• [Exercise directions]: Restate the entries below in full, exactly as they read, but without pictures.

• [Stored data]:

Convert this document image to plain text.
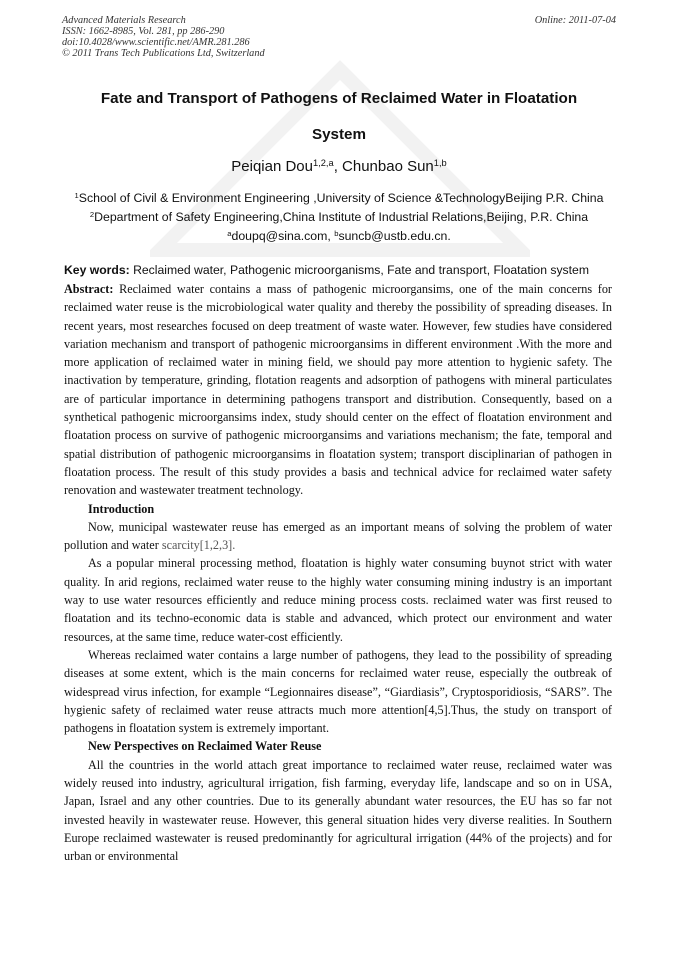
Advanced Materials Research
ISSN: 1662-8985, Vol. 281, pp 286-290
doi:10.4028/www.scientific.net/AMR.281.286
© 2011 Trans Tech Publications Ltd, Switzerland
Online: 2011-07-04
Fate and Transport of Pathogens of Reclaimed Water in Floatation
System
Peiqian Dou$^{1,2,a}$, Chunbao Sun$^{1,b}$
$^1$School of Civil & Environment Engineering ,University of Science &TechnologyBeijing P.R. China
$^2$Department of Safety Engineering,China Institute of Industrial Relations,Beijing, P.R. China
$^a$doupq@sina.com, $^b$suncb@ustb.edu.cn.
Key words: Reclaimed water, Pathogenic microorganisms, Fate and transport, Floatation system

Abstract: Reclaimed water contains a mass of pathogenic microorgansims, one of the main concerns for reclaimed water reuse is the microbiological water quality and thereby the possibility of spreading diseases. In recent years, most researches focused on deep treatment of waste water. However, few studies have considered variation mechanism and transport of pathogenic microorgansims in different environment .With the more and more application of reclaimed water in mining field, we should pay more attention to hygienic safety. The inactivation by temperature, grinding, flotation reagents and adsorption of pathogens with mineral particulates are of particular importance in determining pathogens transport and distribution. Consequently, based on a synthetical pathogenic microorgansims index, study should center on the effect of floatation environment and floatation process on survive of pathogenic microorgansims and variations mechanism; the fate, temporal and spatial distribution of pathogenic microorgansims in floatation system; transport disciplinarian of pathogen in floatation process. The result of this study provides a basis and technical advice for reclaimed water safety renovation and wastewater treatment technology.

Introduction

Now, municipal wastewater reuse has emerged as an important means of solving the problem of water pollution and water scarcity[1,2,3].

As a popular mineral processing method, floatation is highly water consuming buynot strict with water quality. In arid regions, reclaimed water reuse to the highly water consuming mining industry is an important way to use water resources efficiently and reduce mining process costs. reclaimed water was first reused to floatation and its techno-economic data is stable and advanced, which protect our environment and water resources, at the same time, reduce water-cost efficiently.

Whereas reclaimed water contains a large number of pathogens, they lead to the possibility of spreading diseases at some extent, which is the main concerns for reclaimed water reuse, especially the outbreak of widespread virus infection, for example “Legionnaires disease”, “Giardiasis”, Cryptosporidiosis, “SARS”. The hygienic safety of reclaimed water reuse attracts much more attention[4,5].Thus, the study on transport of pathogens in floatation system is extremely important.

New Perspectives on Reclaimed Water Reuse

All the countries in the world attach great importance to reclaimed water reuse, reclaimed water was widely reused into industry, agricultural irrigation, fish farming, everyday life, landscape and so on in USA, Japan, Israel and any other countries. Due to its generally abundant water resources, the EU has so far not invested heavily in wastewater reuse. However, this general situation hides very diverse realities. In Southern Europe reclaimed wastewater is reused predominantly for agricultural irrigation (44% of the projects) and for urban or environmental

• [Exercise solution]:
Convert this document image to plain text.
Advanced Materials Research
ISSN: 1662-8985, Vol. 281, pp 286-290
doi:10.4028/www.scientific.net/AMR.281.286
© 2011 Trans Tech Publications Ltd, Switzerland
Online: 2011-07-04
Fate and Transport of Pathogens of Reclaimed Water in Floatation
System
Peiqian Dou$^{1,2,a}$, Chunbao Sun$^{1,b}$
$^1$School of Civil & Environment Engineering ,University of Science &TechnologyBeijing P.R. China
$^2$Department of Safety Engineering,China Institute of Industrial Relations,Beijing, P.R. China
$^a$doupq@sina.com, $^b$suncb@ustb.edu.cn.
Key words: Reclaimed water, Pathogenic microorganisms, Fate and transport, Floatation system

Abstract: Reclaimed water contains a mass of pathogenic microorgansims, one of the main concerns for reclaimed water reuse is the microbiological water quality and thereby the possibility of spreading diseases. In recent years, most researches focused on deep treatment of waste water. However, few studies have considered variation mechanism and transport of pathogenic microorgansims in different environment .With the more and more application of reclaimed water in mining field, we should pay more attention to hygienic safety. The inactivation by temperature, grinding, flotation reagents and adsorption of pathogens with mineral particulates are of particular importance in determining pathogens transport and distribution. Consequently, based on a synthetical pathogenic microorgansims index, study should center on the effect of floatation environment and floatation process on survive of pathogenic microorgansims and variations mechanism; the fate, temporal and spatial distribution of pathogenic microorgansims in floatation system; transport disciplinarian of pathogen in floatation process. The result of this study provides a basis and technical advice for reclaimed water safety renovation and wastewater treatment technology.

Introduction

Now, municipal wastewater reuse has emerged as an important means of solving the problem of water pollution and water scarcity[1,2,3].

As a popular mineral processing method, floatation is highly water consuming buynot strict with water quality. In arid regions, reclaimed water reuse to the highly water consuming mining industry is an important way to use water resources efficiently and reduce mining process costs. reclaimed water was first reused to floatation and its techno-economic data is stable and advanced, which protect our environment and water resources, at the same time, reduce water-cost efficiently.

Whereas reclaimed water contains a large number of pathogens, they lead to the possibility of spreading diseases at some extent, which is the main concerns for reclaimed water reuse, especially the outbreak of widespread virus infection, for example “Legionnaires disease”, “Giardiasis”, Cryptosporidiosis, “SARS”. The hygienic safety of reclaimed water reuse attracts much more attention[4,5].Thus, the study on transport of pathogens in floatation system is extremely important.

New Perspectives on Reclaimed Water Reuse

All the countries in the world attach great importance to reclaimed water reuse, reclaimed water was widely reused into industry, agricultural irrigation, fish farming, everyday life, landscape and so on in USA, Japan, Israel and any other countries. Due to its generally abundant water resources, the EU has so far not invested heavily in wastewater reuse. However, this general situation hides very diverse realities. In Southern Europe reclaimed wastewater is reused predominantly for agricultural irrigation (44% of the projects) and for urban or environmental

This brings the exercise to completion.